Your objective
Pictures do not belong in the copy; transcribe everything else in the records exactly.

Data lines
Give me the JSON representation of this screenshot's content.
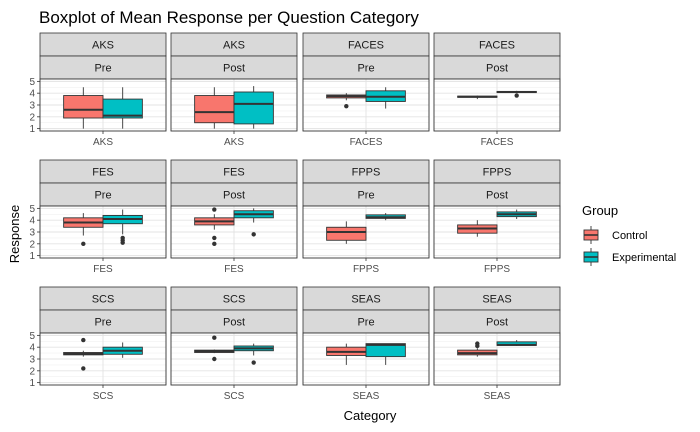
{
  "chart_data": {
    "type": "boxplot",
    "title": "Boxplot of Mean Response per Question Category",
    "xlabel": "Category",
    "ylabel": "Response",
    "ylim": [
      1,
      5
    ],
    "yticks": [
      1,
      2,
      3,
      4,
      5
    ],
    "grid": true,
    "legend": {
      "title": "Group",
      "placement": "right",
      "entries": [
        {
          "name": "Control",
          "color": "#F8766D"
        },
        {
          "name": "Experimental",
          "color": "#00BFC4"
        }
      ]
    },
    "facets": [
      {
        "strip_top": "AKS",
        "strip_bottom": "Pre",
        "x_label": "AKS",
        "boxes": [
          {
            "group": "Control",
            "q1": 1.9,
            "median": 2.6,
            "q3": 3.8,
            "whisker_low": 1.0,
            "whisker_high": 4.5,
            "outliers": []
          },
          {
            "group": "Experimental",
            "q1": 1.9,
            "median": 2.1,
            "q3": 3.5,
            "whisker_low": 1.0,
            "whisker_high": 4.5,
            "outliers": []
          }
        ]
      },
      {
        "strip_top": "AKS",
        "strip_bottom": "Post",
        "x_label": "AKS",
        "boxes": [
          {
            "group": "Control",
            "q1": 1.5,
            "median": 2.4,
            "q3": 3.8,
            "whisker_low": 1.0,
            "whisker_high": 4.5,
            "outliers": []
          },
          {
            "group": "Experimental",
            "q1": 1.4,
            "median": 3.1,
            "q3": 4.1,
            "whisker_low": 1.0,
            "whisker_high": 4.6,
            "outliers": []
          }
        ]
      },
      {
        "strip_top": "FACES",
        "strip_bottom": "Pre",
        "x_label": "FACES",
        "boxes": [
          {
            "group": "Control",
            "q1": 3.6,
            "median": 3.75,
            "q3": 3.85,
            "whisker_low": 3.4,
            "whisker_high": 4.0,
            "outliers": [
              2.9
            ]
          },
          {
            "group": "Experimental",
            "q1": 3.3,
            "median": 3.7,
            "q3": 4.2,
            "whisker_low": 2.7,
            "whisker_high": 4.5,
            "outliers": []
          }
        ]
      },
      {
        "strip_top": "FACES",
        "strip_bottom": "Post",
        "x_label": "FACES",
        "boxes": [
          {
            "group": "Control",
            "q1": 3.65,
            "median": 3.7,
            "q3": 3.75,
            "whisker_low": 3.5,
            "whisker_high": 3.8,
            "outliers": []
          },
          {
            "group": "Experimental",
            "q1": 4.05,
            "median": 4.1,
            "q3": 4.15,
            "whisker_low": 4.0,
            "whisker_high": 4.2,
            "outliers": [
              3.8
            ]
          }
        ]
      },
      {
        "strip_top": "FES",
        "strip_bottom": "Pre",
        "x_label": "FES",
        "boxes": [
          {
            "group": "Control",
            "q1": 3.4,
            "median": 3.8,
            "q3": 4.2,
            "whisker_low": 2.7,
            "whisker_high": 4.6,
            "outliers": [
              2.0
            ]
          },
          {
            "group": "Experimental",
            "q1": 3.7,
            "median": 4.1,
            "q3": 4.4,
            "whisker_low": 2.8,
            "whisker_high": 4.9,
            "outliers": [
              2.5,
              2.3,
              2.1
            ]
          }
        ]
      },
      {
        "strip_top": "FES",
        "strip_bottom": "Post",
        "x_label": "FES",
        "boxes": [
          {
            "group": "Control",
            "q1": 3.6,
            "median": 3.9,
            "q3": 4.2,
            "whisker_low": 3.2,
            "whisker_high": 4.5,
            "outliers": [
              4.9,
              2.5,
              2.0
            ]
          },
          {
            "group": "Experimental",
            "q1": 4.2,
            "median": 4.5,
            "q3": 4.8,
            "whisker_low": 3.8,
            "whisker_high": 5.0,
            "outliers": [
              2.8
            ]
          }
        ]
      },
      {
        "strip_top": "FPPS",
        "strip_bottom": "Pre",
        "x_label": "FPPS",
        "boxes": [
          {
            "group": "Control",
            "q1": 2.3,
            "median": 3.0,
            "q3": 3.4,
            "whisker_low": 2.0,
            "whisker_high": 3.9,
            "outliers": []
          },
          {
            "group": "Experimental",
            "q1": 4.15,
            "median": 4.25,
            "q3": 4.45,
            "whisker_low": 4.0,
            "whisker_high": 4.6,
            "outliers": []
          }
        ]
      },
      {
        "strip_top": "FPPS",
        "strip_bottom": "Post",
        "x_label": "FPPS",
        "boxes": [
          {
            "group": "Control",
            "q1": 2.9,
            "median": 3.3,
            "q3": 3.6,
            "whisker_low": 2.6,
            "whisker_high": 4.0,
            "outliers": []
          },
          {
            "group": "Experimental",
            "q1": 4.3,
            "median": 4.5,
            "q3": 4.7,
            "whisker_low": 4.1,
            "whisker_high": 4.9,
            "outliers": []
          }
        ]
      },
      {
        "strip_top": "SCS",
        "strip_bottom": "Pre",
        "x_label": "SCS",
        "boxes": [
          {
            "group": "Control",
            "q1": 3.35,
            "median": 3.45,
            "q3": 3.55,
            "whisker_low": 3.2,
            "whisker_high": 3.7,
            "outliers": [
              4.6,
              2.2
            ]
          },
          {
            "group": "Experimental",
            "q1": 3.4,
            "median": 3.7,
            "q3": 4.0,
            "whisker_low": 3.1,
            "whisker_high": 4.4,
            "outliers": []
          }
        ]
      },
      {
        "strip_top": "SCS",
        "strip_bottom": "Post",
        "x_label": "SCS",
        "boxes": [
          {
            "group": "Control",
            "q1": 3.55,
            "median": 3.65,
            "q3": 3.75,
            "whisker_low": 3.5,
            "whisker_high": 3.8,
            "outliers": [
              4.8,
              3.0
            ]
          },
          {
            "group": "Experimental",
            "q1": 3.7,
            "median": 3.9,
            "q3": 4.1,
            "whisker_low": 3.3,
            "whisker_high": 4.3,
            "outliers": [
              2.7
            ]
          }
        ]
      },
      {
        "strip_top": "SEAS",
        "strip_bottom": "Pre",
        "x_label": "SEAS",
        "boxes": [
          {
            "group": "Control",
            "q1": 3.3,
            "median": 3.6,
            "q3": 4.0,
            "whisker_low": 2.5,
            "whisker_high": 4.3,
            "outliers": []
          },
          {
            "group": "Experimental",
            "q1": 3.2,
            "median": 4.2,
            "q3": 4.3,
            "whisker_low": 2.5,
            "whisker_high": 4.3,
            "outliers": []
          }
        ]
      },
      {
        "strip_top": "SEAS",
        "strip_bottom": "Post",
        "x_label": "SEAS",
        "boxes": [
          {
            "group": "Control",
            "q1": 3.35,
            "median": 3.5,
            "q3": 3.75,
            "whisker_low": 3.2,
            "whisker_high": 3.9,
            "outliers": [
              4.3,
              4.1
            ]
          },
          {
            "group": "Experimental",
            "q1": 4.15,
            "median": 4.2,
            "q3": 4.45,
            "whisker_low": 4.1,
            "whisker_high": 4.6,
            "outliers": []
          }
        ]
      }
    ]
  }
}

Answer to this problem
Give me the JSON representation of this screenshot's content.
{
  "chart_data": {
    "type": "boxplot",
    "title": "Boxplot of Mean Response per Question Category",
    "xlabel": "Category",
    "ylabel": "Response",
    "ylim": [
      1,
      5
    ],
    "yticks": [
      1,
      2,
      3,
      4,
      5
    ],
    "grid": true,
    "legend": {
      "title": "Group",
      "placement": "right",
      "entries": [
        {
          "name": "Control",
          "color": "#F8766D"
        },
        {
          "name": "Experimental",
          "color": "#00BFC4"
        }
      ]
    },
    "facets": [
      {
        "strip_top": "AKS",
        "strip_bottom": "Pre",
        "x_label": "AKS",
        "boxes": [
          {
            "group": "Control",
            "q1": 1.9,
            "median": 2.6,
            "q3": 3.8,
            "whisker_low": 1.0,
            "whisker_high": 4.5,
            "outliers": []
          },
          {
            "group": "Experimental",
            "q1": 1.9,
            "median": 2.1,
            "q3": 3.5,
            "whisker_low": 1.0,
            "whisker_high": 4.5,
            "outliers": []
          }
        ]
      },
      {
        "strip_top": "AKS",
        "strip_bottom": "Post",
        "x_label": "AKS",
        "boxes": [
          {
            "group": "Control",
            "q1": 1.5,
            "median": 2.4,
            "q3": 3.8,
            "whisker_low": 1.0,
            "whisker_high": 4.5,
            "outliers": []
          },
          {
            "group": "Experimental",
            "q1": 1.4,
            "median": 3.1,
            "q3": 4.1,
            "whisker_low": 1.0,
            "whisker_high": 4.6,
            "outliers": []
          }
        ]
      },
      {
        "strip_top": "FACES",
        "strip_bottom": "Pre",
        "x_label": "FACES",
        "boxes": [
          {
            "group": "Control",
            "q1": 3.6,
            "median": 3.75,
            "q3": 3.85,
            "whisker_low": 3.4,
            "whisker_high": 4.0,
            "outliers": [
              2.9
            ]
          },
          {
            "group": "Experimental",
            "q1": 3.3,
            "median": 3.7,
            "q3": 4.2,
            "whisker_low": 2.7,
            "whisker_high": 4.5,
            "outliers": []
          }
        ]
      },
      {
        "strip_top": "FACES",
        "strip_bottom": "Post",
        "x_label": "FACES",
        "boxes": [
          {
            "group": "Control",
            "q1": 3.65,
            "median": 3.7,
            "q3": 3.75,
            "whisker_low": 3.5,
            "whisker_high": 3.8,
            "outliers": []
          },
          {
            "group": "Experimental",
            "q1": 4.05,
            "median": 4.1,
            "q3": 4.15,
            "whisker_low": 4.0,
            "whisker_high": 4.2,
            "outliers": [
              3.8
            ]
          }
        ]
      },
      {
        "strip_top": "FES",
        "strip_bottom": "Pre",
        "x_label": "FES",
        "boxes": [
          {
            "group": "Control",
            "q1": 3.4,
            "median": 3.8,
            "q3": 4.2,
            "whisker_low": 2.7,
            "whisker_high": 4.6,
            "outliers": [
              2.0
            ]
          },
          {
            "group": "Experimental",
            "q1": 3.7,
            "median": 4.1,
            "q3": 4.4,
            "whisker_low": 2.8,
            "whisker_high": 4.9,
            "outliers": [
              2.5,
              2.3,
              2.1
            ]
          }
        ]
      },
      {
        "strip_top": "FES",
        "strip_bottom": "Post",
        "x_label": "FES",
        "boxes": [
          {
            "group": "Control",
            "q1": 3.6,
            "median": 3.9,
            "q3": 4.2,
            "whisker_low": 3.2,
            "whisker_high": 4.5,
            "outliers": [
              4.9,
              2.5,
              2.0
            ]
          },
          {
            "group": "Experimental",
            "q1": 4.2,
            "median": 4.5,
            "q3": 4.8,
            "whisker_low": 3.8,
            "whisker_high": 5.0,
            "outliers": [
              2.8
            ]
          }
        ]
      },
      {
        "strip_top": "FPPS",
        "strip_bottom": "Pre",
        "x_label": "FPPS",
        "boxes": [
          {
            "group": "Control",
            "q1": 2.3,
            "median": 3.0,
            "q3": 3.4,
            "whisker_low": 2.0,
            "whisker_high": 3.9,
            "outliers": []
          },
          {
            "group": "Experimental",
            "q1": 4.15,
            "median": 4.25,
            "q3": 4.45,
            "whisker_low": 4.0,
            "whisker_high": 4.6,
            "outliers": []
          }
        ]
      },
      {
        "strip_top": "FPPS",
        "strip_bottom": "Post",
        "x_label": "FPPS",
        "boxes": [
          {
            "group": "Control",
            "q1": 2.9,
            "median": 3.3,
            "q3": 3.6,
            "whisker_low": 2.6,
            "whisker_high": 4.0,
            "outliers": []
          },
          {
            "group": "Experimental",
            "q1": 4.3,
            "median": 4.5,
            "q3": 4.7,
            "whisker_low": 4.1,
            "whisker_high": 4.9,
            "outliers": []
          }
        ]
      },
      {
        "strip_top": "SCS",
        "strip_bottom": "Pre",
        "x_label": "SCS",
        "boxes": [
          {
            "group": "Control",
            "q1": 3.35,
            "median": 3.45,
            "q3": 3.55,
            "whisker_low": 3.2,
            "whisker_high": 3.7,
            "outliers": [
              4.6,
              2.2
            ]
          },
          {
            "group": "Experimental",
            "q1": 3.4,
            "median": 3.7,
            "q3": 4.0,
            "whisker_low": 3.1,
            "whisker_high": 4.4,
            "outliers": []
          }
        ]
      },
      {
        "strip_top": "SCS",
        "strip_bottom": "Post",
        "x_label": "SCS",
        "boxes": [
          {
            "group": "Control",
            "q1": 3.55,
            "median": 3.65,
            "q3": 3.75,
            "whisker_low": 3.5,
            "whisker_high": 3.8,
            "outliers": [
              4.8,
              3.0
            ]
          },
          {
            "group": "Experimental",
            "q1": 3.7,
            "median": 3.9,
            "q3": 4.1,
            "whisker_low": 3.3,
            "whisker_high": 4.3,
            "outliers": [
              2.7
            ]
          }
        ]
      },
      {
        "strip_top": "SEAS",
        "strip_bottom": "Pre",
        "x_label": "SEAS",
        "boxes": [
          {
            "group": "Control",
            "q1": 3.3,
            "median": 3.6,
            "q3": 4.0,
            "whisker_low": 2.5,
            "whisker_high": 4.3,
            "outliers": []
          },
          {
            "group": "Experimental",
            "q1": 3.2,
            "median": 4.2,
            "q3": 4.3,
            "whisker_low": 2.5,
            "whisker_high": 4.3,
            "outliers": []
          }
        ]
      },
      {
        "strip_top": "SEAS",
        "strip_bottom": "Post",
        "x_label": "SEAS",
        "boxes": [
          {
            "group": "Control",
            "q1": 3.35,
            "median": 3.5,
            "q3": 3.75,
            "whisker_low": 3.2,
            "whisker_high": 3.9,
            "outliers": [
              4.3,
              4.1
            ]
          },
          {
            "group": "Experimental",
            "q1": 4.15,
            "median": 4.2,
            "q3": 4.45,
            "whisker_low": 4.1,
            "whisker_high": 4.6,
            "outliers": []
          }
        ]
      }
    ]
  }
}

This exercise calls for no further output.